_Your objective_
How many lines in the records contain the string "马良回答说"? Reply with the number only.

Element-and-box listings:

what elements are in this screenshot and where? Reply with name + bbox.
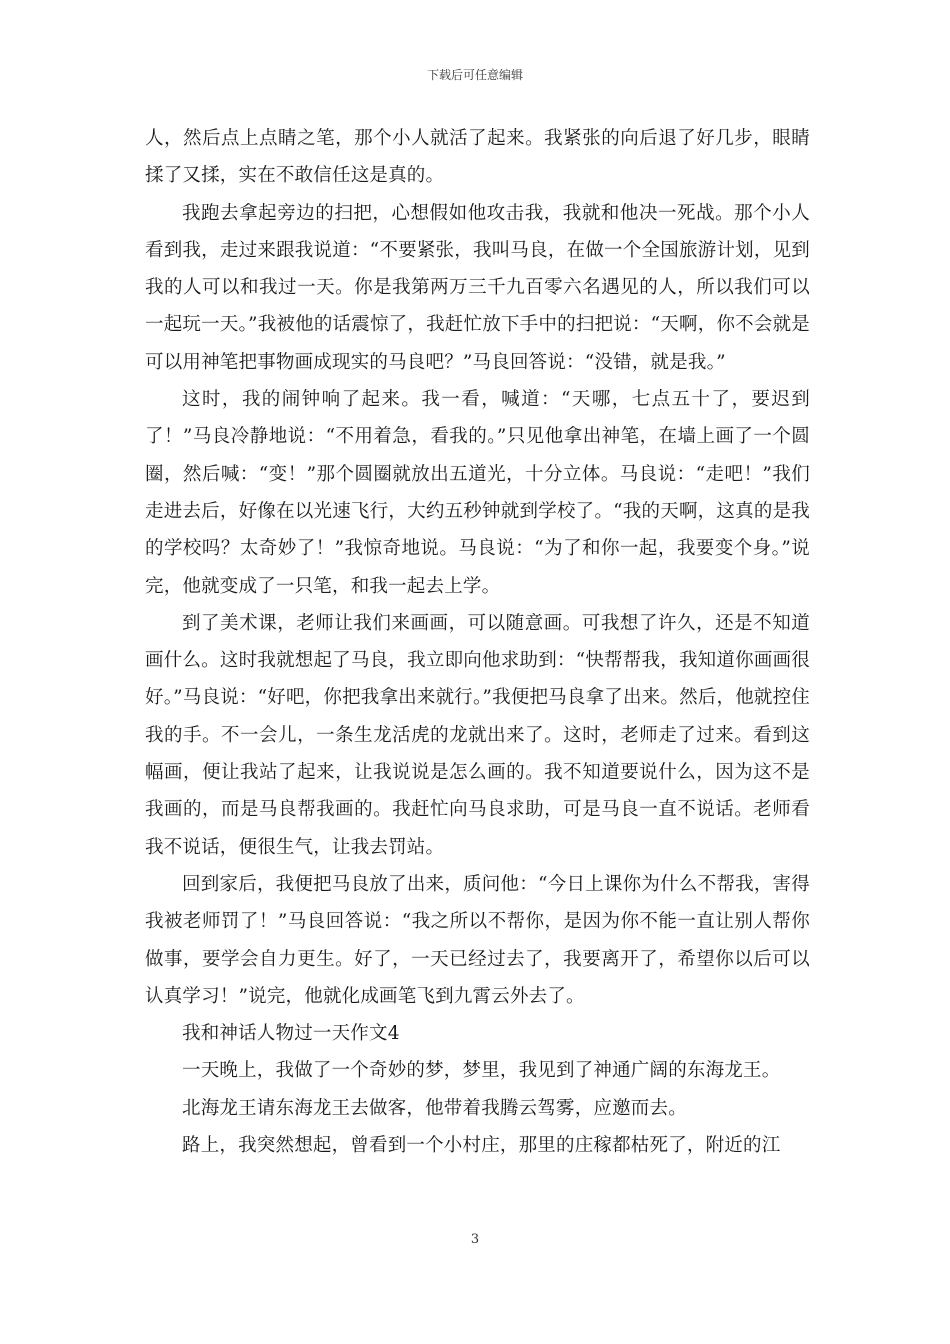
paragraph: 一天晚上，我做了一个奇妙的梦，梦里，我见到了神通广阔的东海龙王。 xyxy=(182,1060,781,1082)
paragraph: 我跑去拿起旁边的扫把，心想假如他攻击我，我就和他决一死战。那个小人看到我，走过来跟我说道：“不要紧张，我叫马良，在做一个全国旅游计划，见到我的人可以和我过一天。你是我第两万三千九百零六名遇见的人，所以我们可以一起玩一天。”我被他的话震惊了，我赶忙放下手中的扫把说：“天啊，你不会就是可以用神笔把事物画成现实的马良吧？”马良回答说：“没错，就是我。” xyxy=(145,202,810,373)
page-number: 3 xyxy=(470,1232,480,1247)
paragraph-continued: 人，然后点上点睛之笔，那个小人就活了起来。我紧张的向后退了好几步，眼睛揉了又揉，实在不敢信任这是真的。 xyxy=(145,128,810,187)
paragraph: 到了美术课，老师让我们来画画，可以随意画。可我想了许久，还是不知道画什么。这时我就想起了马良，我立即向他求助到：“快帮帮我，我知道你画画很好。”马良说：“好吧，你把我拿出来就行。”我便把马良拿了出来。然后，他就控住我的手。不一会儿，一条生龙活虎的龙就出来了。这时，老师走了过来。看到这幅画，便让我站了起来，让我说说是怎么画的。我不知道要说什么，因为这不是我画的，而是马良帮我画的。我赶忙向马良求助，可是马良一直不说话。老师看我不说话，便很生气，让我去罚站。 xyxy=(145,612,810,858)
paragraph: 北海龙王请东海龙王去做客，他带着我腾云驾雾，应邀而去。 xyxy=(182,1097,687,1119)
paragraph: 路上，我突然想起，曾看到一个小村庄，那里的庄稼都枯死了，附近的江 xyxy=(182,1135,781,1157)
page-header: 下载后可任意编辑 xyxy=(426,68,523,82)
document-body xyxy=(145,120,810,1164)
paragraph: 这时，我的闹钟响了起来。我一看，喊道：“天哪，七点五十了，要迟到了！”马良冷静地说：“不用着急，看我的。”只见他拿出神笔，在墙上画了一个圆圈，然后喊：“变！”那个圆圈就放出五道光，十分立体。马良说：“走吧！”我们走进去后，好像在以光速飞行，大约五秒钟就到学校了。“我的天啊，这真的是我的学校吗？太奇妙了！”我惊奇地说。马良说：“为了和你一起，我要变个身。”说完，他就变成了一只笔，和我一起去上学。 xyxy=(145,389,810,597)
essay-title: 我和神话人物过一天作文4 xyxy=(182,1023,400,1045)
paragraph: 回到家后，我便把马良放了出来，质问他：“今日上课你为什么不帮我，害得我被老师罚了！”马良回答说：“我之所以不帮你，是因为你不能一直让别人帮你做事，要学会自力更生。好了，一天已经过去了，我要离开了，希望你以后可以认真学习！”说完，他就化成画笔飞到九霄云外去了。 xyxy=(145,873,810,1007)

_Written answer_
2